### Brief
Find every line of the listing below where "sont" appears, and copy it.

### Task inputs
******************************

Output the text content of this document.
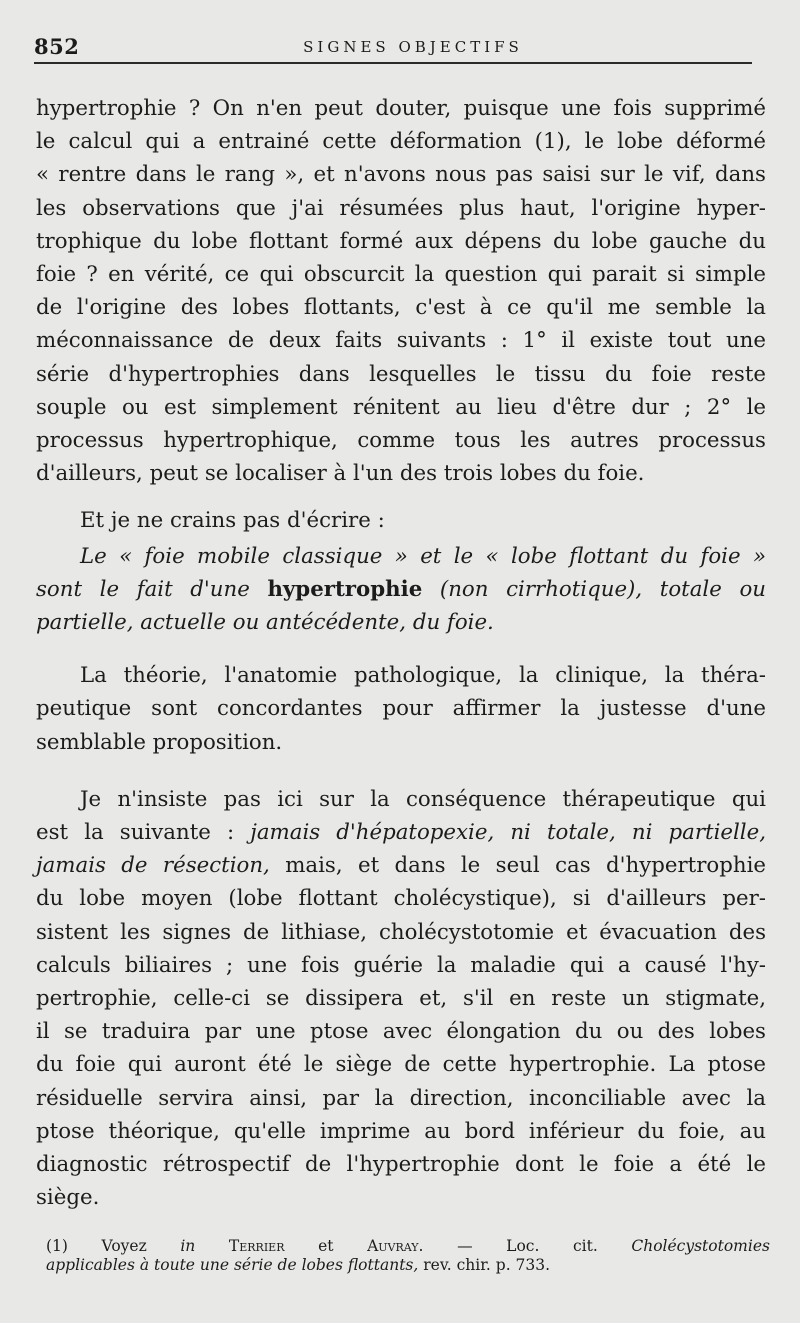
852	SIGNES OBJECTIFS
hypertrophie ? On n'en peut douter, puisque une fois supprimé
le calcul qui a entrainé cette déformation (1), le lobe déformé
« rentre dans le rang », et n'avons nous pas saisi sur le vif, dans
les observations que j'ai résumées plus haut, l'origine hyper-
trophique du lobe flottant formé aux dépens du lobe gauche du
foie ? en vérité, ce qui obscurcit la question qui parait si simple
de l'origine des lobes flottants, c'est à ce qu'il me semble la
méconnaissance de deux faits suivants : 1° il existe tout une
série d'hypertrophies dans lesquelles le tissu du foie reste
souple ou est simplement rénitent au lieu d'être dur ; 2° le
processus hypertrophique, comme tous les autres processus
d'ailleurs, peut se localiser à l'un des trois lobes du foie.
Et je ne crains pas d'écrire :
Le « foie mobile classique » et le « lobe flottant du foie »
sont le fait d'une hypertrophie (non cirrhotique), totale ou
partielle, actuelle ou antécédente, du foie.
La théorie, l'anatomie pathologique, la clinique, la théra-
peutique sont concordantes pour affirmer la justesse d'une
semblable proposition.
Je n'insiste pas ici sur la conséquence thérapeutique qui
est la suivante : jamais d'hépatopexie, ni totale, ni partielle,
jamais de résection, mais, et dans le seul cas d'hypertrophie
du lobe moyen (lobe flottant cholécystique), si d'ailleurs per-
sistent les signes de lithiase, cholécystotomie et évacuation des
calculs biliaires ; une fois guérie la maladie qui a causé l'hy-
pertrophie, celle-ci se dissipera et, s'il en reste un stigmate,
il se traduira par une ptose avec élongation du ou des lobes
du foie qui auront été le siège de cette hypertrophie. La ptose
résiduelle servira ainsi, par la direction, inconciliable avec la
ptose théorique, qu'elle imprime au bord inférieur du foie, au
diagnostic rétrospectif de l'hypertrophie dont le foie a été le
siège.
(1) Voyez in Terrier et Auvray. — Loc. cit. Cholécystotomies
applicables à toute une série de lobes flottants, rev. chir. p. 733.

******************************

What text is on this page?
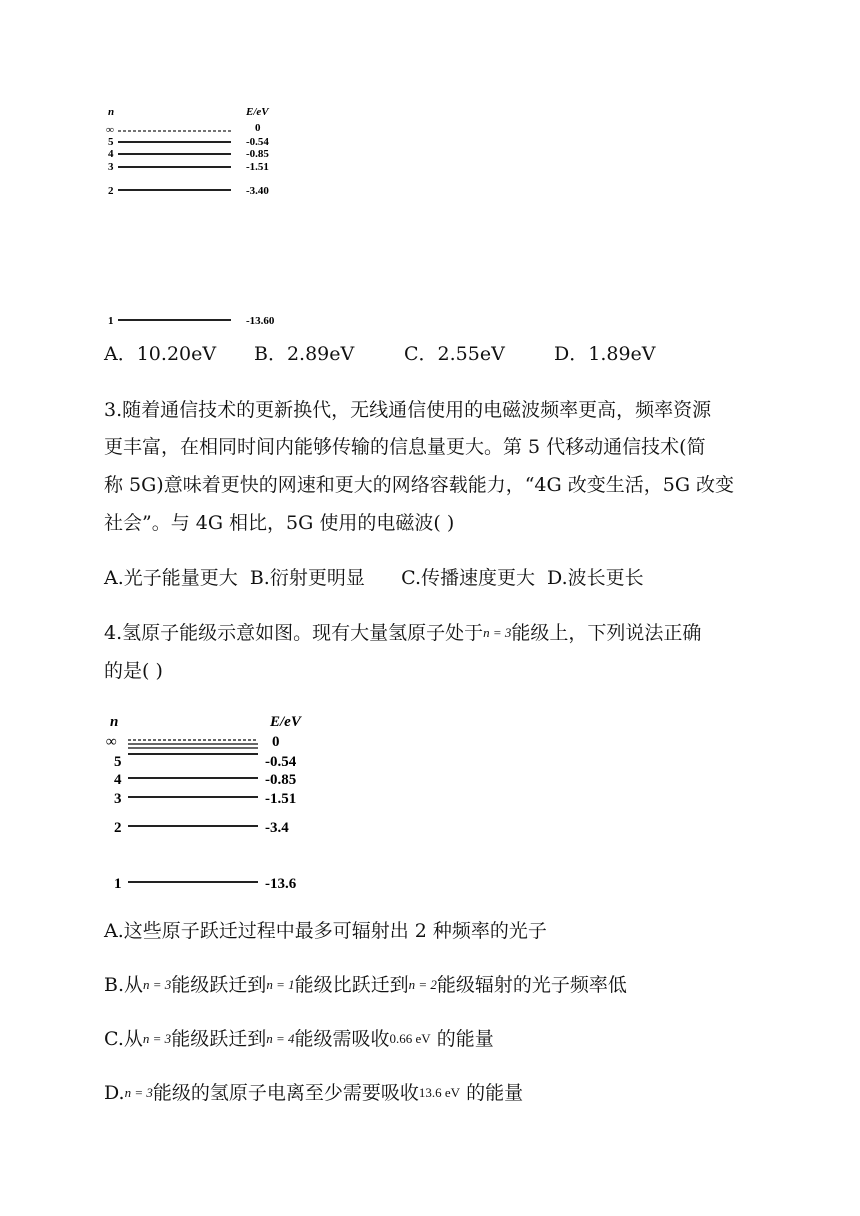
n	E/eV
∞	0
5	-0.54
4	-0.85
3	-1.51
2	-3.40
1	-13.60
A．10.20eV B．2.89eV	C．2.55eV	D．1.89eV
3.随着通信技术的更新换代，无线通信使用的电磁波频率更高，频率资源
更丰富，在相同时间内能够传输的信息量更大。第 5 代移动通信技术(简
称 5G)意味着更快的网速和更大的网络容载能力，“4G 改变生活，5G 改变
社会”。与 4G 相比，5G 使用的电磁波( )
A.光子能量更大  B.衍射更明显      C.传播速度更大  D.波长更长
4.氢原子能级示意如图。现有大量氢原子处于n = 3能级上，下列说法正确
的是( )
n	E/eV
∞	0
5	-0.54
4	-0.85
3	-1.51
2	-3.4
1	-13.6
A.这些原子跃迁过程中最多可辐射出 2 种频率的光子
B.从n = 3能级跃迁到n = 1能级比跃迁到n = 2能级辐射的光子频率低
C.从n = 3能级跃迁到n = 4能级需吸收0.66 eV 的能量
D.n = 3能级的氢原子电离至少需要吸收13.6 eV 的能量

******************************

### Task output
sont le fait d'une hypertrophie (non cirrhotique), totale ou
peutique sont concordantes pour affirmer la justesse d'une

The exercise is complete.